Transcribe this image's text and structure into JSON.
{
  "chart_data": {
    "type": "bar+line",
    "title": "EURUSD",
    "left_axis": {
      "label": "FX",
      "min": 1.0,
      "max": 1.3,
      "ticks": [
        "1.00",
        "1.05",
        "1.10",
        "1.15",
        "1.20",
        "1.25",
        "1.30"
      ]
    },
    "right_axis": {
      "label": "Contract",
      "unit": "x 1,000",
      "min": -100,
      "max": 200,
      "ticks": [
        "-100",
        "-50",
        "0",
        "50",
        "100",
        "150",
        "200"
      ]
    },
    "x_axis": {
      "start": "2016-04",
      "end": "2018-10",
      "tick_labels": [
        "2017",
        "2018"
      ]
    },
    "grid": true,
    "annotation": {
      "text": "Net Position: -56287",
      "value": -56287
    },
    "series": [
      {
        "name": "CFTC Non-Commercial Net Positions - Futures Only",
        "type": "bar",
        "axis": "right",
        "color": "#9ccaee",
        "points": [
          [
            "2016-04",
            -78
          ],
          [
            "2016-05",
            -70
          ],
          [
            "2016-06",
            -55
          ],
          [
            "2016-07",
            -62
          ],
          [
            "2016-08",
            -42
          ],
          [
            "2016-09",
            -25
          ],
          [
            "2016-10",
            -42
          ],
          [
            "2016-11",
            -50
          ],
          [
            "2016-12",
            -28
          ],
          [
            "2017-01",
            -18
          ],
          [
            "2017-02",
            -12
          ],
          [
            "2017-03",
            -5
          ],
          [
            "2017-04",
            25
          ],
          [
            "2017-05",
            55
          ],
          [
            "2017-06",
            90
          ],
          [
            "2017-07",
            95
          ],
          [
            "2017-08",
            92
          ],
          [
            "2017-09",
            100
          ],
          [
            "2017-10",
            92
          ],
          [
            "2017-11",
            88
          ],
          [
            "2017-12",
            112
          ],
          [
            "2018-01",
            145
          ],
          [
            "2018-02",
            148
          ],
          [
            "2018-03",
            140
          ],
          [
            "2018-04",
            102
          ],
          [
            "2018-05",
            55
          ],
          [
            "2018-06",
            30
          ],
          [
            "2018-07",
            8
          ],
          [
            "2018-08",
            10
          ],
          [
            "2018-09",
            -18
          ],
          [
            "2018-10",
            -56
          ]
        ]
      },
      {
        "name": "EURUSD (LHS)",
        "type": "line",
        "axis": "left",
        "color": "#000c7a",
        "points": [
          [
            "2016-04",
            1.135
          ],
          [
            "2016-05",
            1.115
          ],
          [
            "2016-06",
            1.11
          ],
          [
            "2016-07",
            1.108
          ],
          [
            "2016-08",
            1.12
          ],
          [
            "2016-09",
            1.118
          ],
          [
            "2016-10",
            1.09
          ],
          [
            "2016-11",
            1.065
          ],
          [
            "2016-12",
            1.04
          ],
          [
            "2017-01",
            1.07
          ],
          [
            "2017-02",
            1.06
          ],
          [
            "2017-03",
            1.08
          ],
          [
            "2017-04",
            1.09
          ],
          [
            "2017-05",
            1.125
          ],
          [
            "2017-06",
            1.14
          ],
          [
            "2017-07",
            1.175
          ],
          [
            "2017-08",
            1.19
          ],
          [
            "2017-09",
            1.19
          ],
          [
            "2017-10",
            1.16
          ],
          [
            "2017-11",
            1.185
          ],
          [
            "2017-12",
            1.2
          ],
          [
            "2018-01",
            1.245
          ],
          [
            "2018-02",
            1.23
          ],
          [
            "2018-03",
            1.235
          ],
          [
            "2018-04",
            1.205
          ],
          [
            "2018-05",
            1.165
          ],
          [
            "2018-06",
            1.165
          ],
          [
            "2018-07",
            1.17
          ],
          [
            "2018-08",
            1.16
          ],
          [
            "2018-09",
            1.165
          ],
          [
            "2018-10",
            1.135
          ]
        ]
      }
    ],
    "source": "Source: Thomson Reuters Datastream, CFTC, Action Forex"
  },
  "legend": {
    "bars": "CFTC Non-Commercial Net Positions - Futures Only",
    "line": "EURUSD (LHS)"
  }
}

▬▬▬

**What you should do**
Reproduce each line verbatim.

**Worked solution**
Transcribe this image's text and structure into JSON.
{
  "chart_data": {
    "type": "bar+line",
    "title": "EURUSD",
    "left_axis": {
      "label": "FX",
      "min": 1.0,
      "max": 1.3,
      "ticks": [
        "1.00",
        "1.05",
        "1.10",
        "1.15",
        "1.20",
        "1.25",
        "1.30"
      ]
    },
    "right_axis": {
      "label": "Contract",
      "unit": "x 1,000",
      "min": -100,
      "max": 200,
      "ticks": [
        "-100",
        "-50",
        "0",
        "50",
        "100",
        "150",
        "200"
      ]
    },
    "x_axis": {
      "start": "2016-04",
      "end": "2018-10",
      "tick_labels": [
        "2017",
        "2018"
      ]
    },
    "grid": true,
    "annotation": {
      "text": "Net Position: -56287",
      "value": -56287
    },
    "series": [
      {
        "name": "CFTC Non-Commercial Net Positions - Futures Only",
        "type": "bar",
        "axis": "right",
        "color": "#9ccaee",
        "points": [
          [
            "2016-04",
            -78
          ],
          [
            "2016-05",
            -70
          ],
          [
            "2016-06",
            -55
          ],
          [
            "2016-07",
            -62
          ],
          [
            "2016-08",
            -42
          ],
          [
            "2016-09",
            -25
          ],
          [
            "2016-10",
            -42
          ],
          [
            "2016-11",
            -50
          ],
          [
            "2016-12",
            -28
          ],
          [
            "2017-01",
            -18
          ],
          [
            "2017-02",
            -12
          ],
          [
            "2017-03",
            -5
          ],
          [
            "2017-04",
            25
          ],
          [
            "2017-05",
            55
          ],
          [
            "2017-06",
            90
          ],
          [
            "2017-07",
            95
          ],
          [
            "2017-08",
            92
          ],
          [
            "2017-09",
            100
          ],
          [
            "2017-10",
            92
          ],
          [
            "2017-11",
            88
          ],
          [
            "2017-12",
            112
          ],
          [
            "2018-01",
            145
          ],
          [
            "2018-02",
            148
          ],
          [
            "2018-03",
            140
          ],
          [
            "2018-04",
            102
          ],
          [
            "2018-05",
            55
          ],
          [
            "2018-06",
            30
          ],
          [
            "2018-07",
            8
          ],
          [
            "2018-08",
            10
          ],
          [
            "2018-09",
            -18
          ],
          [
            "2018-10",
            -56
          ]
        ]
      },
      {
        "name": "EURUSD (LHS)",
        "type": "line",
        "axis": "left",
        "color": "#000c7a",
        "points": [
          [
            "2016-04",
            1.135
          ],
          [
            "2016-05",
            1.115
          ],
          [
            "2016-06",
            1.11
          ],
          [
            "2016-07",
            1.108
          ],
          [
            "2016-08",
            1.12
          ],
          [
            "2016-09",
            1.118
          ],
          [
            "2016-10",
            1.09
          ],
          [
            "2016-11",
            1.065
          ],
          [
            "2016-12",
            1.04
          ],
          [
            "2017-01",
            1.07
          ],
          [
            "2017-02",
            1.06
          ],
          [
            "2017-03",
            1.08
          ],
          [
            "2017-04",
            1.09
          ],
          [
            "2017-05",
            1.125
          ],
          [
            "2017-06",
            1.14
          ],
          [
            "2017-07",
            1.175
          ],
          [
            "2017-08",
            1.19
          ],
          [
            "2017-09",
            1.19
          ],
          [
            "2017-10",
            1.16
          ],
          [
            "2017-11",
            1.185
          ],
          [
            "2017-12",
            1.2
          ],
          [
            "2018-01",
            1.245
          ],
          [
            "2018-02",
            1.23
          ],
          [
            "2018-03",
            1.235
          ],
          [
            "2018-04",
            1.205
          ],
          [
            "2018-05",
            1.165
          ],
          [
            "2018-06",
            1.165
          ],
          [
            "2018-07",
            1.17
          ],
          [
            "2018-08",
            1.16
          ],
          [
            "2018-09",
            1.165
          ],
          [
            "2018-10",
            1.135
          ]
        ]
      }
    ],
    "source": "Source: Thomson Reuters Datastream, CFTC, Action Forex"
  },
  "legend": {
    "bars": "CFTC Non-Commercial Net Positions - Futures Only",
    "line": "EURUSD (LHS)"
  }
}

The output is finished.